**Passage given**
* begin *
Return to textIn addition to differences in loan repayment rates by the level of education and socioeconomic backgrounds of borrowers, one may expect that the type of institution attended could impact the ability to repay student loans. These differences can be explored since the survey asks respondents the name of the institution attended for their undergraduate education or, in the case of students who did not complete at least an associate degree, their most recent educational program. Institutions can then be separated into for-profit, nonprofit, and public schools using the Carnegie Classification of Institutions of Higher Education ™.15
The survey observes that borrowers who attended for-profit institutions are more likely to report being behind on student loans payments than those who attended public or nonprofit schools (table 14). While 6 percent of students who attended a public institution are behind on their student loan payments, 16 percent of those who attended a for-profit institution report that they are behind.
Currently owe education debt, behind | Currently owe education debt, not behind | Paid off loan |
|
---|---|---|---|
Public | 5.8 | 50.6 | 43.7 |
Private nonprofit | 3.3 | 44.6 | 52.1 |
Private for-profit | 16.4 | 60.3 | 23.4 |
Overall | 7.9 | 48.0 | 44.1 |
Total number of respondents | 1,461 |
Note: Among respondents who took out student loans for their own education.
* end *
**Your instructions**
Quote the student loan passage word for word, starting with "Currently owe education debt, behind" and going on through "their own education.".

**Stored records**
* begin *
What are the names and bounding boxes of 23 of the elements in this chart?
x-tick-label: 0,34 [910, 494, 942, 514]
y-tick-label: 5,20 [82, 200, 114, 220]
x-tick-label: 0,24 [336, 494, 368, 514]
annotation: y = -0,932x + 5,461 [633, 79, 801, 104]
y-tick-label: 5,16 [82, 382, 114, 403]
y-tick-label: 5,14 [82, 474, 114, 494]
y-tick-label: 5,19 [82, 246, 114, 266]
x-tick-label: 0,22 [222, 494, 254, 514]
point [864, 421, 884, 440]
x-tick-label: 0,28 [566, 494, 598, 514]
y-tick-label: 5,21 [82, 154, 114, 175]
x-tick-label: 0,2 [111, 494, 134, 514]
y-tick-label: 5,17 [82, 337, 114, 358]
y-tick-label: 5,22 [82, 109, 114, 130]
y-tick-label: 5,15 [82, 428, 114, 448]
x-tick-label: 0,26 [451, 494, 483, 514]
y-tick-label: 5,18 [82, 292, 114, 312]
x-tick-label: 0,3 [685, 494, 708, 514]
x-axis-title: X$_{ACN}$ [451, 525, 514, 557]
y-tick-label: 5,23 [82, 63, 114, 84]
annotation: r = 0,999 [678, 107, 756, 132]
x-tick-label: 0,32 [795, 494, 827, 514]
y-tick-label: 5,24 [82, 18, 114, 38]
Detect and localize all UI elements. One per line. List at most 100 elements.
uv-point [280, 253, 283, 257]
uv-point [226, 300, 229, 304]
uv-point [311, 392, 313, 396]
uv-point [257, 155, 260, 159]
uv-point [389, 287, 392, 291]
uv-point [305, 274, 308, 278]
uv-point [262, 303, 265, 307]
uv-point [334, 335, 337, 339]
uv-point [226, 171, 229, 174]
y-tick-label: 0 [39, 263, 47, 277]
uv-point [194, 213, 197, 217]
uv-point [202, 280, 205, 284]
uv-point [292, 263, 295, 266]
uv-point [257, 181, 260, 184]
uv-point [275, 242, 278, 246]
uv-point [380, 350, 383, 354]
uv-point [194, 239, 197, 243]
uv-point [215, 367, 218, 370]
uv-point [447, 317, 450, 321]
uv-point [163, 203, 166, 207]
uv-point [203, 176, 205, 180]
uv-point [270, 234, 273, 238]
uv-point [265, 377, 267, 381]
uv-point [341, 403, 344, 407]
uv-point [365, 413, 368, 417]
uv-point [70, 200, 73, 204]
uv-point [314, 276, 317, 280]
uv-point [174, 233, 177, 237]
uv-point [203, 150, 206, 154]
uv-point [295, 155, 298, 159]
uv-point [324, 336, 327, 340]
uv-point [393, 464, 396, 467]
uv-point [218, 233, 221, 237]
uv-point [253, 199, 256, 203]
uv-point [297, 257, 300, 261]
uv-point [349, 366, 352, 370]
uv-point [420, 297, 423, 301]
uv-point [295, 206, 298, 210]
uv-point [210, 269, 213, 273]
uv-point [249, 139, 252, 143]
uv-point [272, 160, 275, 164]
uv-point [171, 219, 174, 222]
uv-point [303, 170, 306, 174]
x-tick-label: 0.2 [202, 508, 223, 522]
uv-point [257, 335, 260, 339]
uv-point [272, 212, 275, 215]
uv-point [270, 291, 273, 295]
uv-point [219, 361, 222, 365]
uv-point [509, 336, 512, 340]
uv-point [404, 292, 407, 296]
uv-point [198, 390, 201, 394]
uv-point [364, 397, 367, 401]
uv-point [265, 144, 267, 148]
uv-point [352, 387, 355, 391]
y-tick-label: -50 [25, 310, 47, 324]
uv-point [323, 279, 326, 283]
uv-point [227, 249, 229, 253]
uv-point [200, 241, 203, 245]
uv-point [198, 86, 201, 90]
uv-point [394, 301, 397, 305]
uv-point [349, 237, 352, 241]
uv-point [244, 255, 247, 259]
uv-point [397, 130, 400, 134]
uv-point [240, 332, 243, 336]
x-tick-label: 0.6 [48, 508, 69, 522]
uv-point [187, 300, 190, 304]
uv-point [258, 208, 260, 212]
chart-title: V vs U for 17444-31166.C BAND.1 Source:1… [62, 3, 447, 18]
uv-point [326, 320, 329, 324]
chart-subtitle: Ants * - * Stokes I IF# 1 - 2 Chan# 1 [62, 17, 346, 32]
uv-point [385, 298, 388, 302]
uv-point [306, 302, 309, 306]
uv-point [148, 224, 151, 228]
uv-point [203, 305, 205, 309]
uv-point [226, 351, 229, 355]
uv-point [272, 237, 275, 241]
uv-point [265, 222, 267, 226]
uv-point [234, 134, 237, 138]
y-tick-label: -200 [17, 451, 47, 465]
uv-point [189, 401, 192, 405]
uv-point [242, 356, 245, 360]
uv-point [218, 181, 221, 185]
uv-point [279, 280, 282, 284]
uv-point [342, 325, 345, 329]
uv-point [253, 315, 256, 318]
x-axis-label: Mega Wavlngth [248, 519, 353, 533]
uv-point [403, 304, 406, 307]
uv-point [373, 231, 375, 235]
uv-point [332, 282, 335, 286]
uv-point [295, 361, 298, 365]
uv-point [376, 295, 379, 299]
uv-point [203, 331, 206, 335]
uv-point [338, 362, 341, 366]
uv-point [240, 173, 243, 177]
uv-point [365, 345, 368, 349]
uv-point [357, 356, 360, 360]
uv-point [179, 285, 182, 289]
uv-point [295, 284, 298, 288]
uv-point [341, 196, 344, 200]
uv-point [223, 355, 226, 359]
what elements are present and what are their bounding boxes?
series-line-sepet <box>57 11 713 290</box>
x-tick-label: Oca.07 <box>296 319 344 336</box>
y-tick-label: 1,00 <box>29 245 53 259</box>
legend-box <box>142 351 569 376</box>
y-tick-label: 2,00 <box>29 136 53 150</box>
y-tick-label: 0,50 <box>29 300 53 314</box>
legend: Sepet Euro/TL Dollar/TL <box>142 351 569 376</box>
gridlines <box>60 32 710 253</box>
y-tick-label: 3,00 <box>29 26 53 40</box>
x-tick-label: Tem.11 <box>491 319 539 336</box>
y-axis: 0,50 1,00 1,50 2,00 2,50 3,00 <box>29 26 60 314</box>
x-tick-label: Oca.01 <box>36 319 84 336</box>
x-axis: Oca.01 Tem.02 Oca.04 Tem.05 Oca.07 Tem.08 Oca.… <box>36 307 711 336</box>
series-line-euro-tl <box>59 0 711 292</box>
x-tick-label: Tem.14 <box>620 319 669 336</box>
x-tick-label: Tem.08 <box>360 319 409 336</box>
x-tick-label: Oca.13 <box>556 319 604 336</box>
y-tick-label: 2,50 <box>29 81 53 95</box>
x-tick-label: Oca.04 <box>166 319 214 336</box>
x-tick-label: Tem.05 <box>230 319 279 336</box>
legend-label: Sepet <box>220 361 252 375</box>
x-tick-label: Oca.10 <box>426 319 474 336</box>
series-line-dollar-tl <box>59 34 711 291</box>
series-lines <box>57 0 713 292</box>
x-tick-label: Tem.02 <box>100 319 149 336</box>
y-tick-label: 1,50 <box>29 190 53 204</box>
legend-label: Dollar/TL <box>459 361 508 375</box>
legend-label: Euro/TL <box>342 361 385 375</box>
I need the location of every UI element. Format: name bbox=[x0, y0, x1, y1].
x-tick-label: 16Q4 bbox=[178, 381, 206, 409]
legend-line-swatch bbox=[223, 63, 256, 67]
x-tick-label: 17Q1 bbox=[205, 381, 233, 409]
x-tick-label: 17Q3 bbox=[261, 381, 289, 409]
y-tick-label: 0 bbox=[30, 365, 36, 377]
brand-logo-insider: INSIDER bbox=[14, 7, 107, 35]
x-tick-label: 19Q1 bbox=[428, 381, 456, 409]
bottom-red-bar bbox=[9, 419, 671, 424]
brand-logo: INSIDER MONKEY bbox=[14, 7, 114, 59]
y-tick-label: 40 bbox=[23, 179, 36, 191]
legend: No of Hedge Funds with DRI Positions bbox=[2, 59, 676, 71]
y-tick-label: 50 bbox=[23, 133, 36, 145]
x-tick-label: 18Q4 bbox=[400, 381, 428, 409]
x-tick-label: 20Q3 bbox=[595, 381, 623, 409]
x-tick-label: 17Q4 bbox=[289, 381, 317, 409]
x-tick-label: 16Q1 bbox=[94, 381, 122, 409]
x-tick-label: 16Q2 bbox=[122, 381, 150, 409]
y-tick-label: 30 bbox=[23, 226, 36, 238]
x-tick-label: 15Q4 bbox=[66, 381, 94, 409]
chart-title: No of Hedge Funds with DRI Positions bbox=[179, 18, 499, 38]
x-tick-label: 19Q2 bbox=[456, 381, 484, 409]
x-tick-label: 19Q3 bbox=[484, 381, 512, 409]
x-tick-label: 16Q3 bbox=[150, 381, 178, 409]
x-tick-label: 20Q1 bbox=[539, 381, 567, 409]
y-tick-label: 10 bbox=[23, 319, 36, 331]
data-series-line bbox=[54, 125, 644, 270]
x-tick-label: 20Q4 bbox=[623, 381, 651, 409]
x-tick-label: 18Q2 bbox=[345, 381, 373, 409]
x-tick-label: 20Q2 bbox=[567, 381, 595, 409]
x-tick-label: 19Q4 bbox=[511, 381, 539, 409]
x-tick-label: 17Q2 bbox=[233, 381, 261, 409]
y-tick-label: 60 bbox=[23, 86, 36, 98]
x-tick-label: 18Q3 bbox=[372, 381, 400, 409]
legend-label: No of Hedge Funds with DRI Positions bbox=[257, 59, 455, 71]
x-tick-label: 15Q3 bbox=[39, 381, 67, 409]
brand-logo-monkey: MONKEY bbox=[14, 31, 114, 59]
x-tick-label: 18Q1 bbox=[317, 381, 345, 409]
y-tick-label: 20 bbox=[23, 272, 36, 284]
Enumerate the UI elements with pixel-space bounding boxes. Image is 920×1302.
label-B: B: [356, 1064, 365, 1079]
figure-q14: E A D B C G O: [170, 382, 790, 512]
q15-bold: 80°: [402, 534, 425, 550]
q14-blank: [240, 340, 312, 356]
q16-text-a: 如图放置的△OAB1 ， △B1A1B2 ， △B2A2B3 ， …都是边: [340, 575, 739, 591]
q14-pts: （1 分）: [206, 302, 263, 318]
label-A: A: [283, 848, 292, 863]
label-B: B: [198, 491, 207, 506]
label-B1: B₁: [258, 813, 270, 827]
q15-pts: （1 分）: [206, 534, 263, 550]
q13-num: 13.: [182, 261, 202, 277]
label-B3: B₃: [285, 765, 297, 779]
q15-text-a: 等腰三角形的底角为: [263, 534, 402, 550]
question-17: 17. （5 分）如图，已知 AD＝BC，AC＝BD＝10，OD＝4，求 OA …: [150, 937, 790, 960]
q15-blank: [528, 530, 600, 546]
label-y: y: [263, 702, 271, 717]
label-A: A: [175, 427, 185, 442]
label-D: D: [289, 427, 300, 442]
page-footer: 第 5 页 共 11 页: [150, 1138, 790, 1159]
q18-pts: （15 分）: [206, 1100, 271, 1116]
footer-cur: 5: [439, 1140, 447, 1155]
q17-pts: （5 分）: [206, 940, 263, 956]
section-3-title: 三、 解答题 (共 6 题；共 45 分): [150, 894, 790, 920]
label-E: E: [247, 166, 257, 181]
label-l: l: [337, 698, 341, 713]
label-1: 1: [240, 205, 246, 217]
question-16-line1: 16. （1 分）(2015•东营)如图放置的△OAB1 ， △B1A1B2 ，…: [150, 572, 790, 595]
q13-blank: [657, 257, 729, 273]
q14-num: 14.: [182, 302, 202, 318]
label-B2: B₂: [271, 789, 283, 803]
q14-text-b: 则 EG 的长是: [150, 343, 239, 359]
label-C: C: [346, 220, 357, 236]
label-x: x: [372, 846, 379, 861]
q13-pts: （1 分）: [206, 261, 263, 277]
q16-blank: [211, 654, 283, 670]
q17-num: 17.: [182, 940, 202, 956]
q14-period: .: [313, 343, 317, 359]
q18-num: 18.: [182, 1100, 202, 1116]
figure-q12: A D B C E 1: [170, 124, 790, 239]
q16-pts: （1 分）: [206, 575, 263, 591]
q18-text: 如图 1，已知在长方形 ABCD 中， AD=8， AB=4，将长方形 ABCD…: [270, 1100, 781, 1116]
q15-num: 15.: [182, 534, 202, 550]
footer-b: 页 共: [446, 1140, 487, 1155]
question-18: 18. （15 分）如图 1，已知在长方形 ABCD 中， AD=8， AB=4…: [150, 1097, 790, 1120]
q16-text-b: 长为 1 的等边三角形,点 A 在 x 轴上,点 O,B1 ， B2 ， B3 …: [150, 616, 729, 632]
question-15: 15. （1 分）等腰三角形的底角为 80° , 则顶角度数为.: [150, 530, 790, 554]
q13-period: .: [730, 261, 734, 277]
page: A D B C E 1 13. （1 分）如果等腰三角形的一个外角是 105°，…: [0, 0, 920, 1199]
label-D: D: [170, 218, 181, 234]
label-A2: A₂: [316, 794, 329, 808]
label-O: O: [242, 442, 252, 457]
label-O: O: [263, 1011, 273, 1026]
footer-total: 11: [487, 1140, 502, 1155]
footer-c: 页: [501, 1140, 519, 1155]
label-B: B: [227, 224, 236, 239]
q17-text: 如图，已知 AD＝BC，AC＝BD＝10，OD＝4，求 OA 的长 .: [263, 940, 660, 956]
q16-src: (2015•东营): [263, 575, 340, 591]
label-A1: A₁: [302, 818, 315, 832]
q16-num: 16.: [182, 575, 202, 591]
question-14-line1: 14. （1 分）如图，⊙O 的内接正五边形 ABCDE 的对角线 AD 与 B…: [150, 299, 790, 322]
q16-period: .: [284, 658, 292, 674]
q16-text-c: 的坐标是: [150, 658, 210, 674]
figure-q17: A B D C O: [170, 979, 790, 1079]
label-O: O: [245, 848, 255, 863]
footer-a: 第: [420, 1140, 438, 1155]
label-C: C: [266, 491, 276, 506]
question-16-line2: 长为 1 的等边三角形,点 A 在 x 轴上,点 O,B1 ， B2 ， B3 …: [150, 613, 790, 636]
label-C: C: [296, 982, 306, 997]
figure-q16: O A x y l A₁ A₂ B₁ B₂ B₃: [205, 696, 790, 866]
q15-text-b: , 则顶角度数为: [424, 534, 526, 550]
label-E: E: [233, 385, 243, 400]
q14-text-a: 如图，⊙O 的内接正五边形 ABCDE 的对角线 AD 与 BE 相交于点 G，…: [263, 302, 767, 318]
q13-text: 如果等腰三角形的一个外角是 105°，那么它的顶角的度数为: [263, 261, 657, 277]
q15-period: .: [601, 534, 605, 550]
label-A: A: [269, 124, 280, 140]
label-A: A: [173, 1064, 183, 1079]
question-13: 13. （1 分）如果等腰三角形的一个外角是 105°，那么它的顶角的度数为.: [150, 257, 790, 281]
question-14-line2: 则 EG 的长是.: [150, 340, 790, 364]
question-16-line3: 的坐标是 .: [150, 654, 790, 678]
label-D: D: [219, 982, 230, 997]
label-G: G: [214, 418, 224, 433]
* end *
**Full output**
Currently owe education debt, behind | Currently owe education debt, not behind | Paid off loan |
|
---|---|---|---|
Public | 5.8 | 50.6 | 43.7 |
Private nonprofit | 3.3 | 44.6 | 52.1 |
Private for-profit | 16.4 | 60.3 | 23.4 |
Overall | 7.9 | 48.0 | 44.1 |
Total number of respondents | 1,461 |
Note: Among respondents who took out student loans for their own education.